**Set problem**: Reproduce every record below exactly as it appears.

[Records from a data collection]

^^^^^^^^^^^^^^^^

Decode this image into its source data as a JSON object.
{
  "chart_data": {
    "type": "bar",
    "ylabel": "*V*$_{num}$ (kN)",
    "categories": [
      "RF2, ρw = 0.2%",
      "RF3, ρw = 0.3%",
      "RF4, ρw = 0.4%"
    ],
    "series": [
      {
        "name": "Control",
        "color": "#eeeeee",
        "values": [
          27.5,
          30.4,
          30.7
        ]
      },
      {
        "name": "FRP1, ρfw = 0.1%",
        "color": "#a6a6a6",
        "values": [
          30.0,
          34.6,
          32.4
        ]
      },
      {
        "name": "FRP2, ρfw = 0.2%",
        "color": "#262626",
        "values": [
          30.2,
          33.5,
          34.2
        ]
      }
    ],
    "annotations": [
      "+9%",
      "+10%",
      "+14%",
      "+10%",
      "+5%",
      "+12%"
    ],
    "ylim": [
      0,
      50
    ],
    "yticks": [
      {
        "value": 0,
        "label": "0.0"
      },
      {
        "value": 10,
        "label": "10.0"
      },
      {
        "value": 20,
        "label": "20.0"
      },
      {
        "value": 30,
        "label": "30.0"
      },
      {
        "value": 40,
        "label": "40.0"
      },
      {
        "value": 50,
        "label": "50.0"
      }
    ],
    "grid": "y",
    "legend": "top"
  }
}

^^^^^^^^^^^^^^^^

**Reply**:
Decode this image into its source data as a JSON object.
{
  "chart_data": {
    "type": "bar",
    "ylabel": "*V*$_{num}$ (kN)",
    "categories": [
      "RF2, ρw = 0.2%",
      "RF3, ρw = 0.3%",
      "RF4, ρw = 0.4%"
    ],
    "series": [
      {
        "name": "Control",
        "color": "#eeeeee",
        "values": [
          27.5,
          30.4,
          30.7
        ]
      },
      {
        "name": "FRP1, ρfw = 0.1%",
        "color": "#a6a6a6",
        "values": [
          30.0,
          34.6,
          32.4
        ]
      },
      {
        "name": "FRP2, ρfw = 0.2%",
        "color": "#262626",
        "values": [
          30.2,
          33.5,
          34.2
        ]
      }
    ],
    "annotations": [
      "+9%",
      "+10%",
      "+14%",
      "+10%",
      "+5%",
      "+12%"
    ],
    "ylim": [
      0,
      50
    ],
    "yticks": [
      {
        "value": 0,
        "label": "0.0"
      },
      {
        "value": 10,
        "label": "10.0"
      },
      {
        "value": 20,
        "label": "20.0"
      },
      {
        "value": 30,
        "label": "30.0"
      },
      {
        "value": 40,
        "label": "40.0"
      },
      {
        "value": 50,
        "label": "50.0"
      }
    ],
    "grid": "y",
    "legend": "top"
  }
}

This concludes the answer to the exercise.